**Problem A:** In the note on laptop power draw below, why does the writer think the kernel options do no harm? Answer in one to three sentences.
**Problem B:**
Answer these questions from the note on laptop power draw below:
(i) How much power is drawn with the backlight fully dimmed and the ipw3945 in low power mode?
(ii) According to a commenter in the wiki, which distributions turn the options on by default?
(iii) What does the writer promise a follow-up on?

**Source document:**
┏━━

Backlight full power, ipw3945 in low power consumption mode: 11,4 Watts.
Backlight totally dimmed and ipw3945 in low power mode: 9,5 Watts
so yes, you were right, the kernel options are not _that_ effective. But three Watts still remain an impressive value. What you say about stability of the kernel options - well, I can tell for my laptop only that since the day I switched to this kernel including the options mentioned above I haven't seen a single crash - the issues I had been facing before were mainly related to suspend issues. Nevertheless from my limited scope of view these options seem to do no harm - and a commenter in the wiki said that Ubuntu and Fedora would acitvate them by default.
What regards the loading induced by zen-updater and opesuseupdater I will provide a follow-up soon.

┗━━

**Material provided:**
┏━━

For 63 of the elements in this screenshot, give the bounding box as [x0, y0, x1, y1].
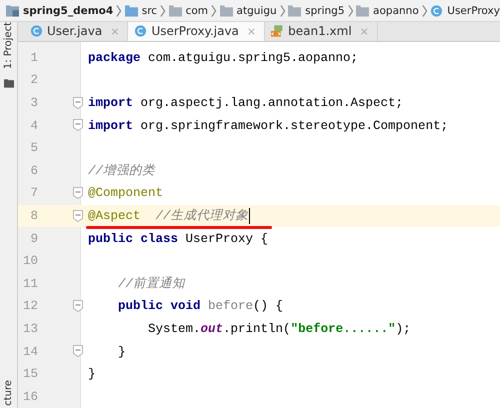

┗━━

**Finished answer A:** Since switching to the kernel with those options, the writer's laptop has not crashed once, and the earlier problems were mostly about suspend. A commenter in the wiki also said that Ubuntu and Fedora turn these options on by default.

**Finished answer B:**
(i) 9,5 Watts.
(ii) Ubuntu and Fedora.
(iii) The load caused by zen-updater and opesuseupdater.